Your instructions
Return a copy of every line in the data below that contains "Livsmedel".

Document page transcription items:
BEGIN

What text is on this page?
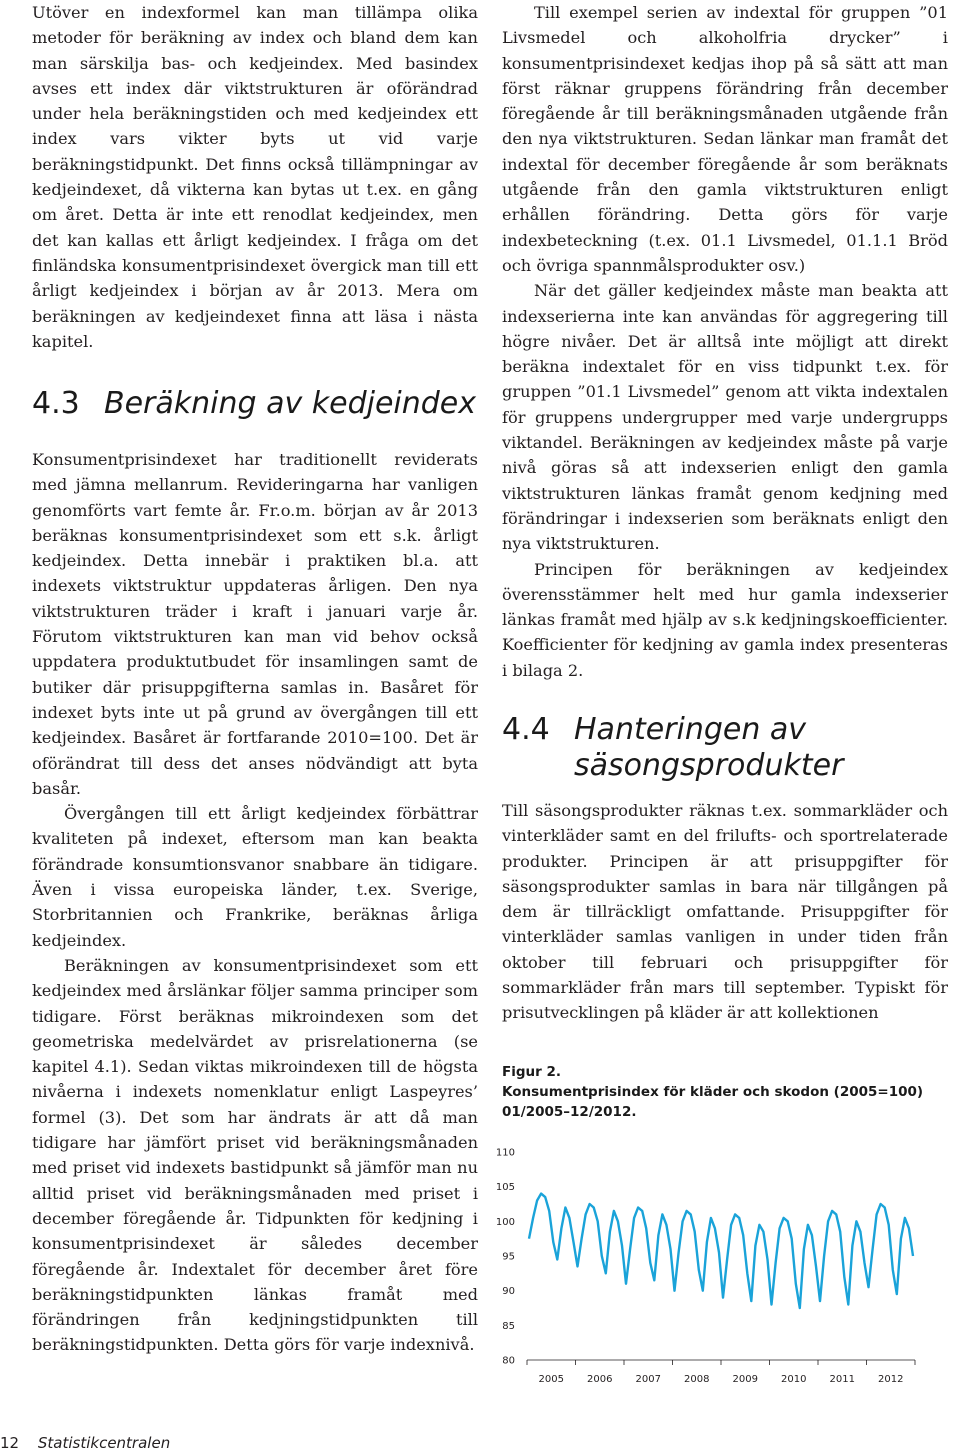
Utöver en indexformel kan man tillämpa olika metoder för beräkning av index och bland dem kan man särskilja bas- och kedjeindex. Med basindex avses ett index där viktstrukturen är oförändrad under hela beräkningstiden och med kedjeindex ett index vars vikter byts ut vid varje beräkningstidpunkt. Det finns också tillämpningar av kedjeindexet, då vikterna kan bytas ut t.ex. en gång om året. Detta är inte ett renodlat kedjeindex, men det kan kallas ett årligt kedjeindex. I fråga om det finländska konsumentprisindexet övergick man till ett årligt kedjeindex i början av år 2013. Mera om beräkningen av kedjeindexet finna att läsa i nästa kapitel.

4.3 Beräkning av kedjeindex

Konsumentprisindexet har traditionellt reviderats med jämna mellanrum. Revideringarna har vanligen genomförts vart femte år. Fr.o.m. början av år 2013 beräknas konsumentprisindexet som ett s.k. årligt kedjeindex. Detta innebär i praktiken bl.a. att indexets viktstruktur uppdateras årligen. Den nya viktstrukturen träder i kraft i januari varje år. Förutom viktstrukturen kan man vid behov också uppdatera produktutbudet för insamlingen samt de butiker där prisuppgifterna samlas in. Basåret för indexet byts inte ut på grund av övergången till ett kedjeindex. Basåret är fortfarande 2010=100. Det är oförändrat till dess det anses nödvändigt att byta basår.

Övergången till ett årligt kedjeindex förbättrar kvaliteten på indexet, eftersom man kan beakta förändrade konsumtionsvanor snabbare än tidigare. Även i vissa europeiska länder, t.ex. Sverige, Storbritannien och Frankrike, beräknas årliga kedjeindex.

Beräkningen av konsumentprisindexet som ett kedjeindex med årslänkar följer samma principer som tidigare. Först beräknas mikroindexen som det geometriska medelvärdet av prisrelationerna (se kapitel 4.1). Sedan viktas mikroindexen till de högsta nivåerna i indexets nomenklatur enligt Laspeyres’ formel (3). Det som har ändrats är att då man tidigare har jämfört priset vid beräkningsmånaden med priset vid indexets bastidpunkt så jämför man nu alltid priset vid beräkningsmånaden med priset i december föregående år. Tidpunkten för kedjning i konsumentprisindexet är således december föregående år. Indextalet för december året före beräkningstidpunkten länkas framåt med förändringen från kedjningstidpunkten till beräkningstidpunkten. Detta görs för varje indexnivå.

Till exempel serien av indextal för gruppen ”01 Livsmedel och alkoholfria drycker” i konsumentprisindexet kedjas ihop på så sätt att man först räknar gruppens förändring från december föregående år till beräkningsmånaden utgående från den nya viktstrukturen. Sedan länkar man framåt det indextal för december föregående år som beräknats utgående från den gamla viktstrukturen enligt erhållen förändring. Detta görs för varje indexbeteckning (t.ex. 01.1 Livsmedel, 01.1.1 Bröd och övriga spannmålsprodukter osv.)

När det gäller kedjeindex måste man beakta att indexserierna inte kan användas för aggregering till högre nivåer. Det är alltså inte möjligt att direkt beräkna indextalet för en viss tidpunkt t.ex. för gruppen ”01.1 Livsmedel” genom att vikta indextalen för gruppens undergrupper med varje undergrupps viktandel. Beräkningen av kedjeindex måste på varje nivå göras så att indexserien enligt den gamla viktstrukturen länkas framåt genom kedjning med förändringar i indexserien som beräknats enligt den nya viktstrukturen.

Principen för beräkningen av kedjeindex överensstämmer helt med hur gamla indexserier länkas framåt med hjälp av s.k kedjningskoefficienter. Koefficienter för kedjning av gamla index presenteras i bilaga 2.

4.4 Hanteringen av
säsongsprodukter

Till säsongsprodukter räknas t.ex. sommarkläder och vinterkläder samt en del frilufts- och sportrelaterade produkter. Principen är att prisuppgifter för säsongsprodukter samlas in bara när tillgången på dem är tillräckligt omfattande. Prisuppgifter för vinterkläder samlas vanligen in under tiden från oktober till februari och prisuppgifter för sommarkläder från mars till september. Typiskt för prisutvecklingen på kläder är att kollektionen

Figur 2.
Konsumentprisindex för kläder och skodon (2005=100) 01/2005–12/2012.
110
105
100
95
90
85
80
2005 2006 2007 2008 2009 2010 2011 2012
12 Statistikcentralen
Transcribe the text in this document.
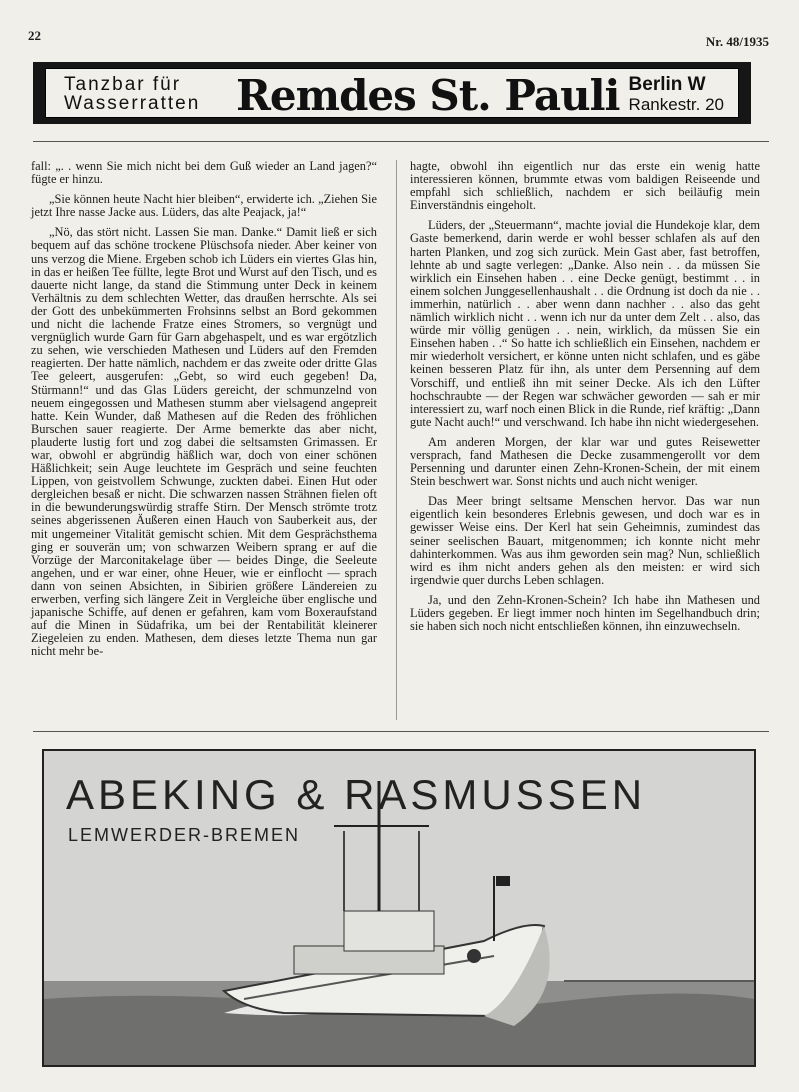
22	Nr. 48/1935
Tanzbar für
Wasserratten Remdes St. Pauli Berlin W
Rankestr. 20

fall: „. . wenn Sie mich nicht bei dem Guß wieder an Land jagen?“ fügte er hinzu.

„Sie können heute Nacht hier bleiben“, erwiderte ich. „Ziehen Sie jetzt Ihre nasse Jacke aus. Lüders, das alte Peajack, ja!“

„Nö, das stört nicht. Lassen Sie man. Danke.“ Damit ließ er sich bequem auf das schöne trockene Plüschsofa nieder. Aber keiner von uns verzog die Miene. Ergeben schob ich Lüders ein viertes Glas hin, in das er heißen Tee füllte, legte Brot und Wurst auf den Tisch, und es dauerte nicht lange, da stand die Stimmung unter Deck in keinem Verhältnis zu dem schlechten Wetter, das draußen herrschte. Als sei der Gott des unbekümmerten Frohsinns selbst an Bord gekommen und nicht die lachende Fratze eines Stromers, so vergnügt und vergnüglich wurde Garn für Garn abgehaspelt, und es war ergötzlich zu sehen, wie verschieden Mathesen und Lüders auf den Fremden reagierten. Der hatte nämlich, nachdem er das zweite oder dritte Glas Tee geleert, ausgerufen: „Gebt, so wird euch gegeben! Da, Stürmann!“ und das Glas Lüders gereicht, der schmunzelnd von neuem eingegossen und Mathesen stumm aber vielsagend angepreit hatte. Kein Wunder, daß Mathesen auf die Reden des fröhlichen Burschen sauer reagierte. Der Arme bemerkte das aber nicht, plauderte lustig fort und zog dabei die seltsamsten Grimassen. Er war, obwohl er abgründig häßlich war, doch von einer schönen Häßlichkeit; sein Auge leuchtete im Gespräch und seine feuchten Lippen, von geistvollem Schwunge, zuckten dabei. Einen Hut oder dergleichen besaß er nicht. Die schwarzen nassen Strähnen fielen oft in die bewunderungswürdig straffe Stirn. Der Mensch strömte trotz seines abgerissenen Äußeren einen Hauch von Sauberkeit aus, der mit ungemeiner Vitalität gemischt schien. Mit dem Gesprächsthema ging er souverän um; von schwarzen Weibern sprang er auf die Vorzüge der Marconitakelage über — beides Dinge, die Seeleute angehen, und er war einer, ohne Heuer, wie er einflocht — sprach dann von seinen Absichten, in Sibirien größere Ländereien zu erwerben, verfing sich längere Zeit in Vergleiche über englische und japanische Schiffe, auf denen er gefahren, kam vom Boxeraufstand auf die Minen in Südafrika, um bei der Rentabilität kleinerer Ziegeleien zu enden. Mathesen, dem dieses letzte Thema nun gar nicht mehr be-

hagte, obwohl ihn eigentlich nur das erste ein wenig hatte interessieren können, brummte etwas vom baldigen Reiseende und empfahl sich schließlich, nachdem er sich beiläufig mein Einverständnis eingeholt.

Lüders, der „Steuermann“, machte jovial die Hundekoje klar, dem Gaste bemerkend, darin werde er wohl besser schlafen als auf den harten Planken, und zog sich zurück. Mein Gast aber, fast betroffen, lehnte ab und sagte verlegen: „Danke. Also nein . . da müssen Sie wirklich ein Einsehen haben . . eine Decke genügt, bestimmt . . in einem solchen Junggesellenhaushalt . . die Ordnung ist doch da nie . . immerhin, natürlich . . aber wenn dann nachher . . also das geht nämlich wirklich nicht . . wenn ich nur da unter dem Zelt . . also, das würde mir völlig genügen . . nein, wirklich, da müssen Sie ein Einsehen haben . .“ So hatte ich schließlich ein Einsehen, nachdem er mir wiederholt versichert, er könne unten nicht schlafen, und es gäbe keinen besseren Platz für ihn, als unter dem Persenning auf dem Vorschiff, und entließ ihn mit seiner Decke. Als ich den Lüfter hochschraubte — der Regen war schwächer geworden — sah er mir interessiert zu, warf noch einen Blick in die Runde, rief kräftig: „Dann gute Nacht auch!“ und verschwand. Ich habe ihn nicht wiedergesehen.

Am anderen Morgen, der klar war und gutes Reisewetter versprach, fand Mathesen die Decke zusammengerollt vor dem Persenning und darunter einen Zehn-Kronen-Schein, der mit einem Stein beschwert war. Sonst nichts und auch nicht weniger.

Das Meer bringt seltsame Menschen hervor. Das war nun eigentlich kein besonderes Erlebnis gewesen, und doch war es in gewisser Weise eins. Der Kerl hat sein Geheimnis, zumindest das seiner seelischen Bauart, mitgenommen; ich konnte nicht mehr dahinterkommen. Was aus ihm geworden sein mag? Nun, schließlich wird es ihm nicht anders gehen als den meisten: er wird sich irgendwie quer durchs Leben schlagen.

Ja, und den Zehn-Kronen-Schein? Ich habe ihn Mathesen und Lüders gegeben. Er liegt immer noch hinten im Segelhandbuch drin; sie haben sich noch nicht entschließen können, ihn einzuwechseln.

ABEKING & RASMUSSEN
LEMWERDER-BREMEN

END

Solved problem
Till exempel serien av indextal för gruppen ”01 Livsmedel och alkoholfria drycker” i konsumentprisindexet kedjas ihop på så sätt att man först räknar gruppens förändring från december föregående år till beräkningsmånaden utgående från den nya viktstrukturen. Sedan länkar man framåt det indextal för december föregående år som beräknats utgående från den gamla viktstrukturen enligt erhållen förändring. Detta görs för varje indexbeteckning (t.ex. 01.1 Livsmedel, 01.1.1 Bröd och övriga spannmålsprodukter osv.)
När det gäller kedjeindex måste man beakta att indexserierna inte kan användas för aggregering till högre nivåer. Det är alltså inte möjligt att direkt beräkna indextalet för en viss tidpunkt t.ex. för gruppen ”01.1 Livsmedel” genom att vikta indextalen för gruppens undergrupper med varje undergrupps viktandel. Beräkningen av kedjeindex måste på varje nivå göras så att indexserien enligt den gamla viktstrukturen länkas framåt genom kedjning med förändringar i indexserien som beräknats enligt den nya viktstrukturen.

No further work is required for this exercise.